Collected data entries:
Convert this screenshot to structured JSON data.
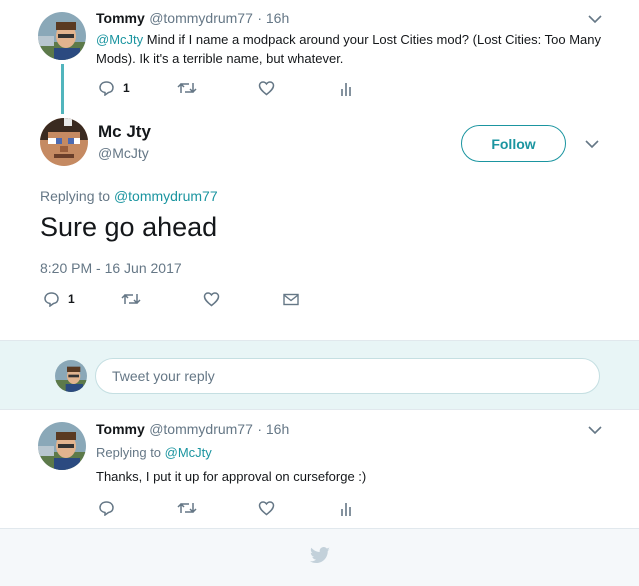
{
  "parent_tweet": {
    "name": "Tommy",
    "handle": "@tommydrum77",
    "time": "· 16h",
    "mention": "@McJty",
    "text": " Mind if I name a modpack around your Lost Cities mod? (Lost Cities: Too Many Mods). Ik it's a terrible name, but whatever.",
    "reply_count": "1"
  },
  "main_tweet": {
    "name": "Mc Jty",
    "handle": "@McJty",
    "follow_label": "Follow",
    "replying_prefix": "Replying to ",
    "replying_to": "@tommydrum77",
    "text": "Sure go ahead",
    "timestamp": "8:20 PM - 16 Jun 2017",
    "reply_count": "1"
  },
  "reply_box": {
    "placeholder": "Tweet your reply"
  },
  "child_tweet": {
    "name": "Tommy",
    "handle": "@tommydrum77",
    "time": "· 16h",
    "replying_prefix": "Replying to ",
    "replying_to": "@McJty",
    "text": "Thanks, I put it up for approval on curseforge :)"
  },
  "colors": {
    "accent": "#1b95a0",
    "reply_bar_bg": "#e8f5f6"
  },
  "icons": [
    "reply-icon",
    "retweet-icon",
    "like-icon",
    "analytics-icon",
    "dm-icon",
    "chevron-down-icon",
    "twitter-bird-icon"
  ]
}
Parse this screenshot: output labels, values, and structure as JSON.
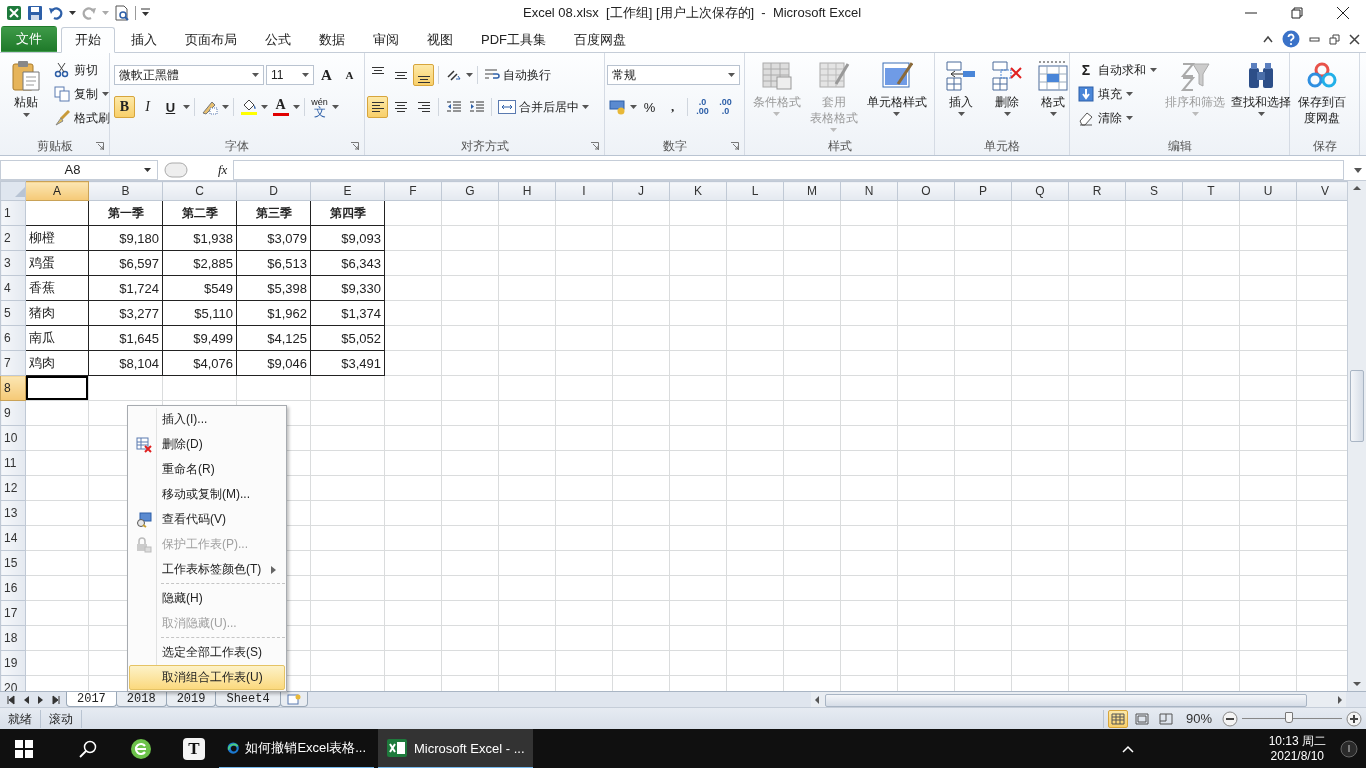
{
  "title_bar": {
    "title": "Excel 08.xlsx  [工作组] [用户上次保存的]  -  Microsoft Excel"
  },
  "ribbon_tabs": [
    {
      "label": "文件",
      "kind": "file",
      "selected": false
    },
    {
      "label": "开始",
      "kind": "tab",
      "selected": true
    },
    {
      "label": "插入",
      "kind": "tab",
      "selected": false
    },
    {
      "label": "页面布局",
      "kind": "tab",
      "selected": false
    },
    {
      "label": "公式",
      "kind": "tab",
      "selected": false
    },
    {
      "label": "数据",
      "kind": "tab",
      "selected": false
    },
    {
      "label": "审阅",
      "kind": "tab",
      "selected": false
    },
    {
      "label": "视图",
      "kind": "tab",
      "selected": false
    },
    {
      "label": "PDF工具集",
      "kind": "tab",
      "selected": false
    },
    {
      "label": "百度网盘",
      "kind": "tab",
      "selected": false
    }
  ],
  "ribbon": {
    "clipboard": {
      "label": "剪贴板",
      "paste": "粘贴",
      "cut": "剪切",
      "copy": "复制",
      "format_painter": "格式刷"
    },
    "font": {
      "label": "字体",
      "font_name": "微軟正黑體",
      "font_size": "11",
      "grow": "A",
      "shrink": "A",
      "bold": {
        "label": "B",
        "selected": true
      },
      "italic": {
        "label": "I",
        "selected": false
      },
      "underline": {
        "label": "U",
        "selected": false
      },
      "font_color": "A",
      "phonetic_top": "wén",
      "phonetic_bottom": "文"
    },
    "alignment": {
      "label": "对齐方式",
      "wrap_text": "自动换行",
      "merge_center": "合并后居中",
      "vertical": [
        {
          "selected": false
        },
        {
          "selected": false
        },
        {
          "selected": true
        }
      ],
      "horizontal": [
        {
          "selected": true
        },
        {
          "selected": false
        },
        {
          "selected": false
        }
      ]
    },
    "number": {
      "label": "数字",
      "format": "常规",
      "percent": "%",
      "comma": ",",
      "increase_decimal": {
        "top": ".0",
        "bottom": ".00"
      },
      "decrease_decimal": {
        "top": ".00",
        "bottom": ".0"
      }
    },
    "styles": {
      "label": "样式",
      "buttons": [
        {
          "lines": [
            "条件格式"
          ],
          "disabled": true
        },
        {
          "lines": [
            "套用",
            "表格格式"
          ],
          "disabled": true
        },
        {
          "lines": [
            "单元格样式"
          ],
          "disabled": false
        }
      ]
    },
    "cells": {
      "label": "单元格",
      "buttons": [
        {
          "lines": [
            "插入"
          ],
          "disabled": false
        },
        {
          "lines": [
            "删除"
          ],
          "disabled": false
        },
        {
          "lines": [
            "格式"
          ],
          "disabled": false
        }
      ]
    },
    "editing": {
      "label": "编辑",
      "autosum_symbol": "Σ",
      "autosum": "自动求和",
      "fill": "填充",
      "clear": "清除",
      "buttons": [
        {
          "lines": [
            "排序和筛选"
          ],
          "disabled": true
        },
        {
          "lines": [
            "查找和选择"
          ],
          "disabled": false
        }
      ]
    },
    "save": {
      "label": "保存",
      "buttons": [
        {
          "lines": [
            "保存到百",
            "度网盘"
          ],
          "disabled": false
        }
      ]
    }
  },
  "formula_bar": {
    "name_box": "A8",
    "function_label": "fx"
  },
  "sheet": {
    "columns": [
      {
        "label": "A",
        "selected": true
      },
      {
        "label": "B",
        "selected": false
      },
      {
        "label": "C",
        "selected": false
      },
      {
        "label": "D",
        "selected": false
      },
      {
        "label": "E",
        "selected": false
      },
      {
        "label": "F",
        "selected": false
      },
      {
        "label": "G",
        "selected": false
      },
      {
        "label": "H",
        "selected": false
      },
      {
        "label": "I",
        "selected": false
      },
      {
        "label": "J",
        "selected": false
      },
      {
        "label": "K",
        "selected": false
      },
      {
        "label": "L",
        "selected": false
      },
      {
        "label": "M",
        "selected": false
      },
      {
        "label": "N",
        "selected": false
      },
      {
        "label": "O",
        "selected": false
      },
      {
        "label": "P",
        "selected": false
      },
      {
        "label": "Q",
        "selected": false
      },
      {
        "label": "R",
        "selected": false
      },
      {
        "label": "S",
        "selected": false
      },
      {
        "label": "T",
        "selected": false
      },
      {
        "label": "U",
        "selected": false
      },
      {
        "label": "V",
        "selected": false
      }
    ],
    "rows": [
      {
        "label": "1",
        "kind": "header",
        "selected": false,
        "cells": [
          null,
          "第一季",
          "第二季",
          "第三季",
          "第四季"
        ]
      },
      {
        "label": "2",
        "kind": "data",
        "selected": false,
        "cells": [
          "柳橙",
          "$9,180",
          "$1,938",
          "$3,079",
          "$9,093"
        ]
      },
      {
        "label": "3",
        "kind": "data",
        "selected": false,
        "cells": [
          "鸡蛋",
          "$6,597",
          "$2,885",
          "$6,513",
          "$6,343"
        ]
      },
      {
        "label": "4",
        "kind": "data",
        "selected": false,
        "cells": [
          "香蕉",
          "$1,724",
          "$549",
          "$5,398",
          "$9,330"
        ]
      },
      {
        "label": "5",
        "kind": "data",
        "selected": false,
        "cells": [
          "猪肉",
          "$3,277",
          "$5,110",
          "$1,962",
          "$1,374"
        ]
      },
      {
        "label": "6",
        "kind": "data",
        "selected": false,
        "cells": [
          "南瓜",
          "$1,645",
          "$9,499",
          "$4,125",
          "$5,052"
        ]
      },
      {
        "label": "7",
        "kind": "data",
        "selected": false,
        "cells": [
          "鸡肉",
          "$8,104",
          "$4,076",
          "$9,046",
          "$3,491"
        ]
      },
      {
        "label": "8",
        "kind": "empty",
        "selected": true
      },
      {
        "label": "9",
        "kind": "empty",
        "selected": false
      },
      {
        "label": "10",
        "kind": "empty",
        "selected": false
      },
      {
        "label": "11",
        "kind": "empty",
        "selected": false
      },
      {
        "label": "12",
        "kind": "empty",
        "selected": false
      },
      {
        "label": "13",
        "kind": "empty",
        "selected": false
      },
      {
        "label": "14",
        "kind": "empty",
        "selected": false
      },
      {
        "label": "15",
        "kind": "empty",
        "selected": false
      },
      {
        "label": "16",
        "kind": "empty",
        "selected": false
      },
      {
        "label": "17",
        "kind": "empty",
        "selected": false
      },
      {
        "label": "18",
        "kind": "empty",
        "selected": false
      },
      {
        "label": "19",
        "kind": "empty",
        "selected": false
      },
      {
        "label": "20",
        "kind": "empty",
        "selected": false
      }
    ]
  },
  "context_menu": {
    "items": [
      {
        "kind": "item",
        "label": "插入(I)...",
        "disabled": false,
        "selected": false,
        "submenu": false
      },
      {
        "kind": "item",
        "label": "删除(D)",
        "disabled": false,
        "selected": false,
        "submenu": false
      },
      {
        "kind": "item",
        "label": "重命名(R)",
        "disabled": false,
        "selected": false,
        "submenu": false
      },
      {
        "kind": "item",
        "label": "移动或复制(M)...",
        "disabled": false,
        "selected": false,
        "submenu": false
      },
      {
        "kind": "item",
        "label": "查看代码(V)",
        "disabled": false,
        "selected": false,
        "submenu": false
      },
      {
        "kind": "item",
        "label": "保护工作表(P)...",
        "disabled": true,
        "selected": false,
        "submenu": false
      },
      {
        "kind": "item",
        "label": "工作表标签颜色(T)",
        "disabled": false,
        "selected": false,
        "submenu": true
      },
      {
        "kind": "separator"
      },
      {
        "kind": "item",
        "label": "隐藏(H)",
        "disabled": false,
        "selected": false,
        "submenu": false
      },
      {
        "kind": "item",
        "label": "取消隐藏(U)...",
        "disabled": true,
        "selected": false,
        "submenu": false
      },
      {
        "kind": "separator"
      },
      {
        "kind": "item",
        "label": "选定全部工作表(S)",
        "disabled": false,
        "selected": false,
        "submenu": false
      },
      {
        "kind": "item",
        "label": "取消组合工作表(U)",
        "disabled": false,
        "selected": true,
        "submenu": false
      }
    ]
  },
  "sheet_tabs": [
    {
      "label": "2017",
      "selected": true
    },
    {
      "label": "2018",
      "selected": false
    },
    {
      "label": "2019",
      "selected": false
    },
    {
      "label": "Sheet4",
      "selected": false
    }
  ],
  "status_bar": {
    "mode": "就绪",
    "scroll": "滚动",
    "views": [
      {
        "selected": true
      },
      {
        "selected": false
      },
      {
        "selected": false
      }
    ],
    "zoom": "90%",
    "zoom_slider": {
      "level": 0.47
    }
  },
  "taskbar": {
    "pinned_letter": "T",
    "apps": [
      {
        "label": "如何撤销Excel表格...",
        "selected": false
      },
      {
        "label": "Microsoft Excel - ...",
        "selected": true
      }
    ],
    "time": "10:13 周二",
    "date": "2021/8/10"
  }
}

#### [Exercise]
Search the entries for the word "JSON" and copy every line that has it.

#### [Answer to this exercise]
Convert this screenshot to structured JSON data.
Parse this screenshot: output labels, values, and structure as JSON.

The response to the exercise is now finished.